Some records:

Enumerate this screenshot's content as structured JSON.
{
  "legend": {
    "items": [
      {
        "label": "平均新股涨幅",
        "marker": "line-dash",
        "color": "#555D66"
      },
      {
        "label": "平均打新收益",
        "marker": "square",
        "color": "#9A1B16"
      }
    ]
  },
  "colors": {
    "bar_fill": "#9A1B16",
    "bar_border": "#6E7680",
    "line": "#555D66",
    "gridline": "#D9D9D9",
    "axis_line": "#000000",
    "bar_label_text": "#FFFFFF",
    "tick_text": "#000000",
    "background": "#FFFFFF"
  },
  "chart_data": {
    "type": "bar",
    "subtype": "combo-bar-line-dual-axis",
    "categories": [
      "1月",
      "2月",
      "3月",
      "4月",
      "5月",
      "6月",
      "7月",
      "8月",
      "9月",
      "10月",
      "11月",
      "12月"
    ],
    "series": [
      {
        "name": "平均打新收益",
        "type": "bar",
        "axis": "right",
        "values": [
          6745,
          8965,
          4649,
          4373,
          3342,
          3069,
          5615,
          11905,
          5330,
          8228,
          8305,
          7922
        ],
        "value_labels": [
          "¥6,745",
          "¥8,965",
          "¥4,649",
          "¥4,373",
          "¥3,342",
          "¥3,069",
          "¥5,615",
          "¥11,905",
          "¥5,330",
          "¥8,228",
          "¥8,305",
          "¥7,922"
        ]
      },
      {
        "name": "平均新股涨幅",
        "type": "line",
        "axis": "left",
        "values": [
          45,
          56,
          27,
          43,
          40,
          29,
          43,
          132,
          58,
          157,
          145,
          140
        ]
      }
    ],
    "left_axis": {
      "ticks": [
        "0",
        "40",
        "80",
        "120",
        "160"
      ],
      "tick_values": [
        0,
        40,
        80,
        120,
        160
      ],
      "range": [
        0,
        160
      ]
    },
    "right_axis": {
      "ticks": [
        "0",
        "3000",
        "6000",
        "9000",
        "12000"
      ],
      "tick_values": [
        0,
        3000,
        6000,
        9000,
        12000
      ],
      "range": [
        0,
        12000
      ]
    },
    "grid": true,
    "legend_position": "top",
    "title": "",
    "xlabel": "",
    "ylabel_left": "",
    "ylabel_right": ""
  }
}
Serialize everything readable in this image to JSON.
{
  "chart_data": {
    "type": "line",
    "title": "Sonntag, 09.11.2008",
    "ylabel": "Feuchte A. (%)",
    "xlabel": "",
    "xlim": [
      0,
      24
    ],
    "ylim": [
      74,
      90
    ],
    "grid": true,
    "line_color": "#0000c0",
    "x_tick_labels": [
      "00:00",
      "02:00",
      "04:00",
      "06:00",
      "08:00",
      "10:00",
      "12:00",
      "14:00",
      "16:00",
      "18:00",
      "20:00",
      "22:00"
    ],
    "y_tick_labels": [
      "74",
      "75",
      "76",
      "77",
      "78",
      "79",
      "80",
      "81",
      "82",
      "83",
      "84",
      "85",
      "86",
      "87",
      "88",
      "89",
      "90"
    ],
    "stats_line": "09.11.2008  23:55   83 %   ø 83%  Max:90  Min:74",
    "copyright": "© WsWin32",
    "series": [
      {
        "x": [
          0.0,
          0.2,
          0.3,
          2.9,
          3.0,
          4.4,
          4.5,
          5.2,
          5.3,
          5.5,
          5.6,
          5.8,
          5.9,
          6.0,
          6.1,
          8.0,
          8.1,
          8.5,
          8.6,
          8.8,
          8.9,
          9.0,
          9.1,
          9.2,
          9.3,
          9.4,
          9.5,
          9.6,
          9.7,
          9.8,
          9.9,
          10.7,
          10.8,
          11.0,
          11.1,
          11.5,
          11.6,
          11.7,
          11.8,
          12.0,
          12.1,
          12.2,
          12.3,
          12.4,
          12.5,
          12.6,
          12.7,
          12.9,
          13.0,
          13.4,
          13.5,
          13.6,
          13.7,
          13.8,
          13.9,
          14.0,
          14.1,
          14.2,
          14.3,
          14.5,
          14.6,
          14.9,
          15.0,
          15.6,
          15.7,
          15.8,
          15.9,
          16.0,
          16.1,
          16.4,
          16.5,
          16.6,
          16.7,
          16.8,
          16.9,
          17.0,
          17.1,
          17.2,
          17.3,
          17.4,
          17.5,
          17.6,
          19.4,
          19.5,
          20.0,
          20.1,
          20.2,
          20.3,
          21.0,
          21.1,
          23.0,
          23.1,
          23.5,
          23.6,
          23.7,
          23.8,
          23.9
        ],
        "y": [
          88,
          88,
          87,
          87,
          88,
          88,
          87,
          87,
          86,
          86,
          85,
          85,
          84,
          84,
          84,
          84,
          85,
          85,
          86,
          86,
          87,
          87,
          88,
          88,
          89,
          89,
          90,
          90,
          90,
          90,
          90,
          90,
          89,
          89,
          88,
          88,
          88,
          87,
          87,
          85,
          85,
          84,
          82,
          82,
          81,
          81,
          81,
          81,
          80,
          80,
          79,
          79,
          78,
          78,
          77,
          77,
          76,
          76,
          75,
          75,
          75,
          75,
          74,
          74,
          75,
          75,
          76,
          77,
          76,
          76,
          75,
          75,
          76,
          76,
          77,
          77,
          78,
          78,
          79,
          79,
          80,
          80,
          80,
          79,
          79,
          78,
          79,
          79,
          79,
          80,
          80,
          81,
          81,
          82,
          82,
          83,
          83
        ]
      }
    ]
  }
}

*EXERCISE GOAL*: Extract every entry above as it appears.

*RESPONSE*:
Enumerate this screenshot's content as structured JSON.
{
  "legend": {
    "items": [
      {
        "label": "平均新股涨幅",
        "marker": "line-dash",
        "color": "#555D66"
      },
      {
        "label": "平均打新收益",
        "marker": "square",
        "color": "#9A1B16"
      }
    ]
  },
  "colors": {
    "bar_fill": "#9A1B16",
    "bar_border": "#6E7680",
    "line": "#555D66",
    "gridline": "#D9D9D9",
    "axis_line": "#000000",
    "bar_label_text": "#FFFFFF",
    "tick_text": "#000000",
    "background": "#FFFFFF"
  },
  "chart_data": {
    "type": "bar",
    "subtype": "combo-bar-line-dual-axis",
    "categories": [
      "1月",
      "2月",
      "3月",
      "4月",
      "5月",
      "6月",
      "7月",
      "8月",
      "9月",
      "10月",
      "11月",
      "12月"
    ],
    "series": [
      {
        "name": "平均打新收益",
        "type": "bar",
        "axis": "right",
        "values": [
          6745,
          8965,
          4649,
          4373,
          3342,
          3069,
          5615,
          11905,
          5330,
          8228,
          8305,
          7922
        ],
        "value_labels": [
          "¥6,745",
          "¥8,965",
          "¥4,649",
          "¥4,373",
          "¥3,342",
          "¥3,069",
          "¥5,615",
          "¥11,905",
          "¥5,330",
          "¥8,228",
          "¥8,305",
          "¥7,922"
        ]
      },
      {
        "name": "平均新股涨幅",
        "type": "line",
        "axis": "left",
        "values": [
          45,
          56,
          27,
          43,
          40,
          29,
          43,
          132,
          58,
          157,
          145,
          140
        ]
      }
    ],
    "left_axis": {
      "ticks": [
        "0",
        "40",
        "80",
        "120",
        "160"
      ],
      "tick_values": [
        0,
        40,
        80,
        120,
        160
      ],
      "range": [
        0,
        160
      ]
    },
    "right_axis": {
      "ticks": [
        "0",
        "3000",
        "6000",
        "9000",
        "12000"
      ],
      "tick_values": [
        0,
        3000,
        6000,
        9000,
        12000
      ],
      "range": [
        0,
        12000
      ]
    },
    "grid": true,
    "legend_position": "top",
    "title": "",
    "xlabel": "",
    "ylabel_left": "",
    "ylabel_right": ""
  }
}
Serialize everything readable in this image to JSON.
{
  "chart_data": {
    "type": "line",
    "title": "Sonntag, 09.11.2008",
    "ylabel": "Feuchte A. (%)",
    "xlabel": "",
    "xlim": [
      0,
      24
    ],
    "ylim": [
      74,
      90
    ],
    "grid": true,
    "line_color": "#0000c0",
    "x_tick_labels": [
      "00:00",
      "02:00",
      "04:00",
      "06:00",
      "08:00",
      "10:00",
      "12:00",
      "14:00",
      "16:00",
      "18:00",
      "20:00",
      "22:00"
    ],
    "y_tick_labels": [
      "74",
      "75",
      "76",
      "77",
      "78",
      "79",
      "80",
      "81",
      "82",
      "83",
      "84",
      "85",
      "86",
      "87",
      "88",
      "89",
      "90"
    ],
    "stats_line": "09.11.2008  23:55   83 %   ø 83%  Max:90  Min:74",
    "copyright": "© WsWin32",
    "series": [
      {
        "x": [
          0.0,
          0.2,
          0.3,
          2.9,
          3.0,
          4.4,
          4.5,
          5.2,
          5.3,
          5.5,
          5.6,
          5.8,
          5.9,
          6.0,
          6.1,
          8.0,
          8.1,
          8.5,
          8.6,
          8.8,
          8.9,
          9.0,
          9.1,
          9.2,
          9.3,
          9.4,
          9.5,
          9.6,
          9.7,
          9.8,
          9.9,
          10.7,
          10.8,
          11.0,
          11.1,
          11.5,
          11.6,
          11.7,
          11.8,
          12.0,
          12.1,
          12.2,
          12.3,
          12.4,
          12.5,
          12.6,
          12.7,
          12.9,
          13.0,
          13.4,
          13.5,
          13.6,
          13.7,
          13.8,
          13.9,
          14.0,
          14.1,
          14.2,
          14.3,
          14.5,
          14.6,
          14.9,
          15.0,
          15.6,
          15.7,
          15.8,
          15.9,
          16.0,
          16.1,
          16.4,
          16.5,
          16.6,
          16.7,
          16.8,
          16.9,
          17.0,
          17.1,
          17.2,
          17.3,
          17.4,
          17.5,
          17.6,
          19.4,
          19.5,
          20.0,
          20.1,
          20.2,
          20.3,
          21.0,
          21.1,
          23.0,
          23.1,
          23.5,
          23.6,
          23.7,
          23.8,
          23.9
        ],
        "y": [
          88,
          88,
          87,
          87,
          88,
          88,
          87,
          87,
          86,
          86,
          85,
          85,
          84,
          84,
          84,
          84,
          85,
          85,
          86,
          86,
          87,
          87,
          88,
          88,
          89,
          89,
          90,
          90,
          90,
          90,
          90,
          90,
          89,
          89,
          88,
          88,
          88,
          87,
          87,
          85,
          85,
          84,
          82,
          82,
          81,
          81,
          81,
          81,
          80,
          80,
          79,
          79,
          78,
          78,
          77,
          77,
          76,
          76,
          75,
          75,
          75,
          75,
          74,
          74,
          75,
          75,
          76,
          77,
          76,
          76,
          75,
          75,
          76,
          76,
          77,
          77,
          78,
          78,
          79,
          79,
          80,
          80,
          80,
          79,
          79,
          78,
          79,
          79,
          79,
          80,
          80,
          81,
          81,
          82,
          82,
          83,
          83
        ]
      }
    ]
  }
}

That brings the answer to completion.